◆ **Written exercise**
Render the lines between the one holding "Patent image size: (931, 1329)." and the one holding "The debris-collecting system 1000 is", inclusive, as a JSON list of strings with one string per line. Omit blank lines.

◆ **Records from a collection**
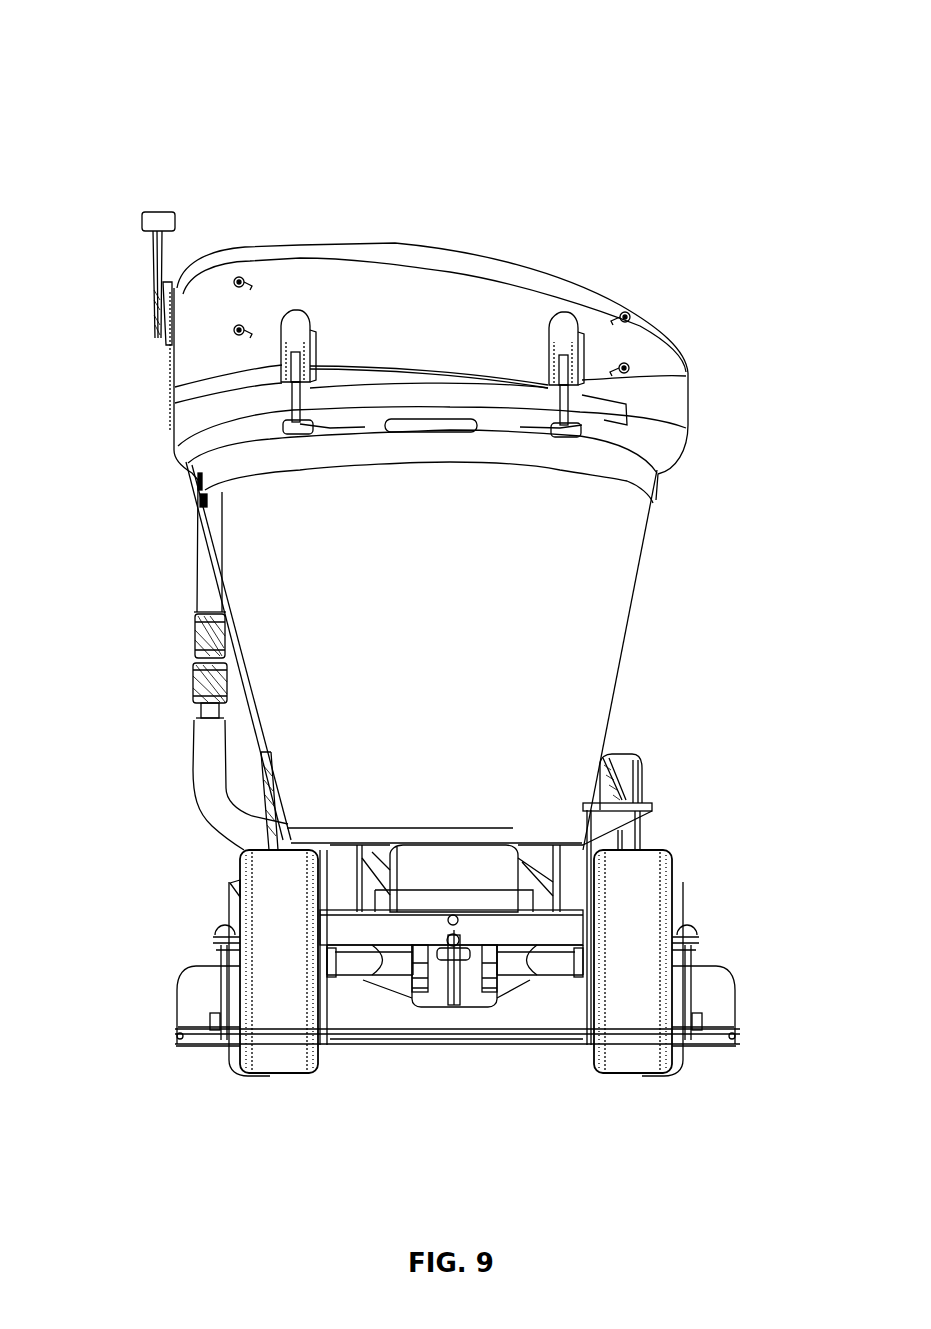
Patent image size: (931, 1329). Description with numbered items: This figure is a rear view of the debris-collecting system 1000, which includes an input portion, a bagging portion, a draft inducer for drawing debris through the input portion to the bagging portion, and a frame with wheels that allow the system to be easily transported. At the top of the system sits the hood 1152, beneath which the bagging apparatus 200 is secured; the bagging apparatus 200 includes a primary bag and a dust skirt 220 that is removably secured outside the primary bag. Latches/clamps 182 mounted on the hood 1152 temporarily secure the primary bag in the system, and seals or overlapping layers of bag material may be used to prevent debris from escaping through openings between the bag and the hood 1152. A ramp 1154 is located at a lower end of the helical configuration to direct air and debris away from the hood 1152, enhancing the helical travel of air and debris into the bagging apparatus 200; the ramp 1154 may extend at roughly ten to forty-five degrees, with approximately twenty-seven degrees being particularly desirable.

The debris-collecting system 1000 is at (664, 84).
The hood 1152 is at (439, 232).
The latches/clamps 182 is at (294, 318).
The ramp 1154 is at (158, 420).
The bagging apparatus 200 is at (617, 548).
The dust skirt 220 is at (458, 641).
---
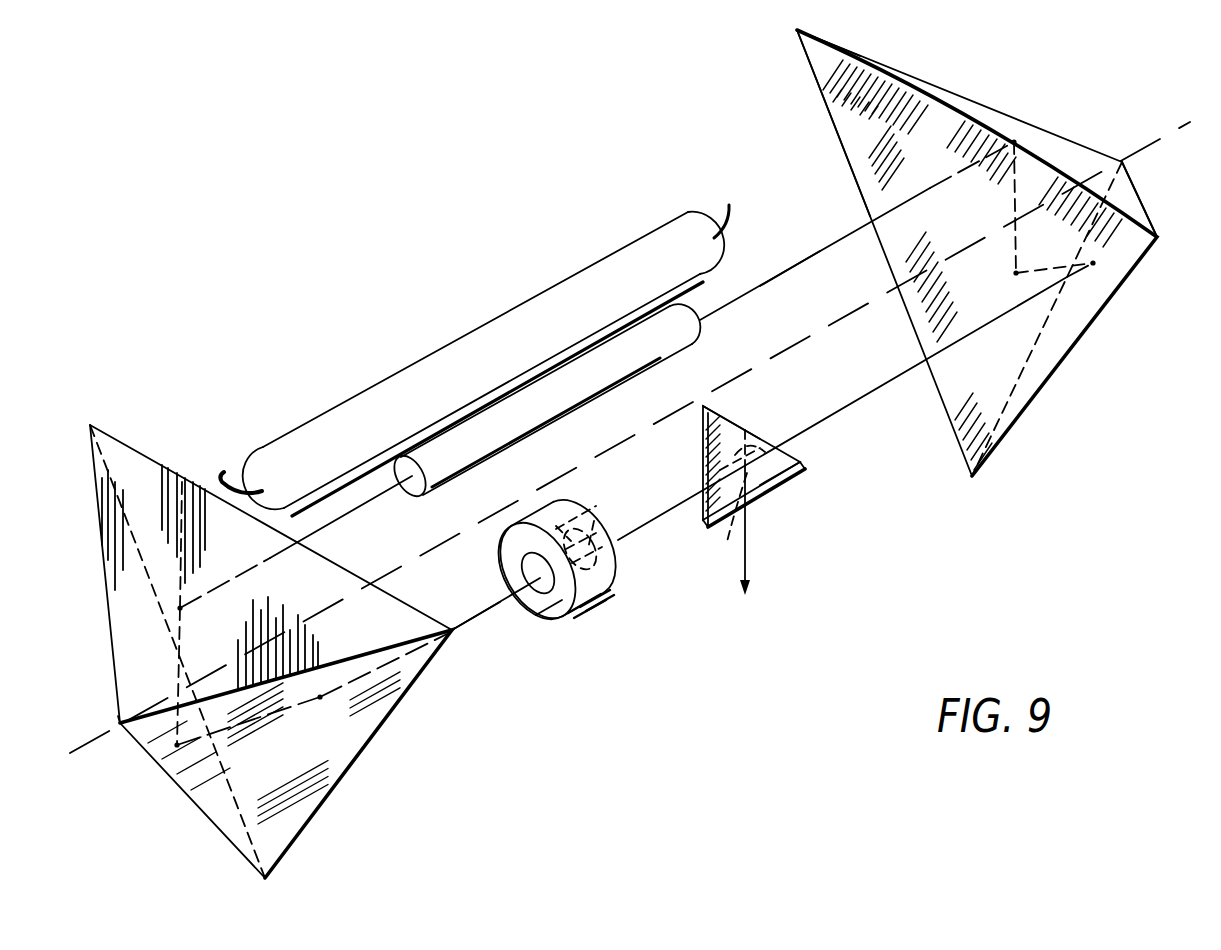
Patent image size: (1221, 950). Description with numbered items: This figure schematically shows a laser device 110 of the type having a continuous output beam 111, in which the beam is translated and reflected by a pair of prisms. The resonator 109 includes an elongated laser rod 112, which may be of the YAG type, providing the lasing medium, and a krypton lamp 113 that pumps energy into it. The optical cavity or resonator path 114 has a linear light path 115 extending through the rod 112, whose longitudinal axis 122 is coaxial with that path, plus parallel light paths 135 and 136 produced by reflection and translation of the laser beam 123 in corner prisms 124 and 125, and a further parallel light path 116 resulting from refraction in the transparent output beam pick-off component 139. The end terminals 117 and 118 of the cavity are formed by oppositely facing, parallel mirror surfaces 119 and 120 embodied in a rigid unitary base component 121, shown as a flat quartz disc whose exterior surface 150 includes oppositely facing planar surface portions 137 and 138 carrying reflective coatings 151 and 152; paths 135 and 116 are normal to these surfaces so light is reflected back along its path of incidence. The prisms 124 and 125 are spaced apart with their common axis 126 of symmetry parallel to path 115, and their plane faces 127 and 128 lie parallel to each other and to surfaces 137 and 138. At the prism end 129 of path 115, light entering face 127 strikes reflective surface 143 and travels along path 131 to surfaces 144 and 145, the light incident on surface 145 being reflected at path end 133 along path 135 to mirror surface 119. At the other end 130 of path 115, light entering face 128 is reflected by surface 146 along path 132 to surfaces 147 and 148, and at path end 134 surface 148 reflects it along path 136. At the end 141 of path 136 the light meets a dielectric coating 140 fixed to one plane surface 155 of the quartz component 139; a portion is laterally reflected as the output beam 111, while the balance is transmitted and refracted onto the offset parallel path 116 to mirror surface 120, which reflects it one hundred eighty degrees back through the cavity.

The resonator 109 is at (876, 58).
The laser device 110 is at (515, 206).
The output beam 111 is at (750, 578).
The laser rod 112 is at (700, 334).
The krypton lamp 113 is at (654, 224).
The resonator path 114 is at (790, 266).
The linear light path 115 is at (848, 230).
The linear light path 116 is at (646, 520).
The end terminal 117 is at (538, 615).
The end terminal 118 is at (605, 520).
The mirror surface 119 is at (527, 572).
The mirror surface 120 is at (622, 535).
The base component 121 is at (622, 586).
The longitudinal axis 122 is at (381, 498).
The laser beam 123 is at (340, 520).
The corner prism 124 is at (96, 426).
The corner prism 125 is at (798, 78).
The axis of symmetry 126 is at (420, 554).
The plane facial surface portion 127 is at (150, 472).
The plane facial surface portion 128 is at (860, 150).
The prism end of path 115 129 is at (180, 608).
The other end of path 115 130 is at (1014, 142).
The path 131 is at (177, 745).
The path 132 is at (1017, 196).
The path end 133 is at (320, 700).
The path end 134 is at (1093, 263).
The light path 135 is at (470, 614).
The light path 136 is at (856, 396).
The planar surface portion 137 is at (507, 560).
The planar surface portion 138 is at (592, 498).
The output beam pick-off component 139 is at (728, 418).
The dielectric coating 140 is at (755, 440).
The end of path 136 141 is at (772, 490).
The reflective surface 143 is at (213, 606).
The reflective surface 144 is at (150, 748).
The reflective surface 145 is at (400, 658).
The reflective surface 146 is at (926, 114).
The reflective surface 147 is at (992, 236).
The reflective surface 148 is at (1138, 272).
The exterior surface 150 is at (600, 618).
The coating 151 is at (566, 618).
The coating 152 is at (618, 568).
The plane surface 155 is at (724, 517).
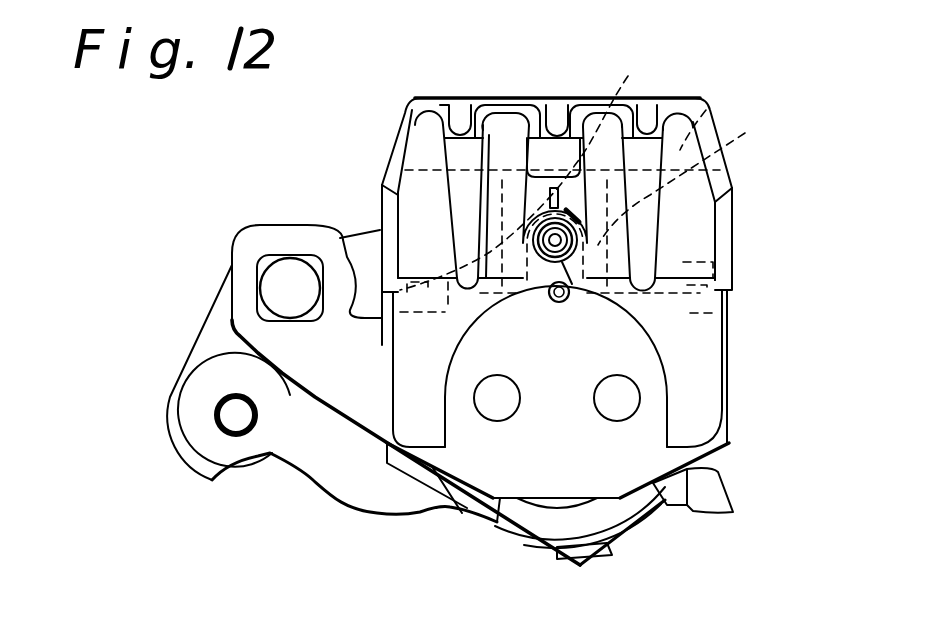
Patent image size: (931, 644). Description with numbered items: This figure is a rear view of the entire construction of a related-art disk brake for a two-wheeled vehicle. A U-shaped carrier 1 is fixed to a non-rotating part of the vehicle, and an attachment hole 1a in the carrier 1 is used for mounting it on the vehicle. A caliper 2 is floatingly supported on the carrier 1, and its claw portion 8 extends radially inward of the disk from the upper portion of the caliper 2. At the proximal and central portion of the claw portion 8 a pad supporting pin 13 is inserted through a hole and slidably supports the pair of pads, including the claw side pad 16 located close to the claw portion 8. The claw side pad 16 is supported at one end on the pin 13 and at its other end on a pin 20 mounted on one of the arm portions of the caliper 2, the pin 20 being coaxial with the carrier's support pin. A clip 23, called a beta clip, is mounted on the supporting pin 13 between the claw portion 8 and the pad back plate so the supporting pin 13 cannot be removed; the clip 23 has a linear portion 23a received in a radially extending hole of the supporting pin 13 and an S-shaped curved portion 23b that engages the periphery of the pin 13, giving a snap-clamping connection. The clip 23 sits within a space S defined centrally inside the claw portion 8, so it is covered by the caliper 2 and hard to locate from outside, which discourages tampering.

◆ **Response below**
[
  "Patent image size: (931, 1329). Description with numbered items: This figure is a rear view of the debris-collecting system 1000, which includes an input portion, a bagging portion, a draft inducer for drawing debris through the input portion to the bagging portion, and a frame with wheels that allow the system to be easily transported. At the top of the system sits the hood 1152, beneath which the bagging apparatus 200 is secured; the bagging apparatus 200 includes a primary bag and a dust skirt 220 that is removably secured outside the primary bag. Latches/clamps 182 mounted on the hood 1152 temporarily secure the primary bag in the system, and seals or overlapping layers of bag material may be used to prevent debris from escaping through openings between the bag and the hood 1152. A ramp 1154 is located at a lower end of the helical configuration to direct air and debris away from the hood 1152, enhancing the helical travel of air and debris into the bagging apparatus 200; the ramp 1154 may extend at roughly ten to forty-five degrees, with approximately twenty-seven degrees being particularly desirable.",
  "The debris-collecting system 1000 is at (664, 84)."
]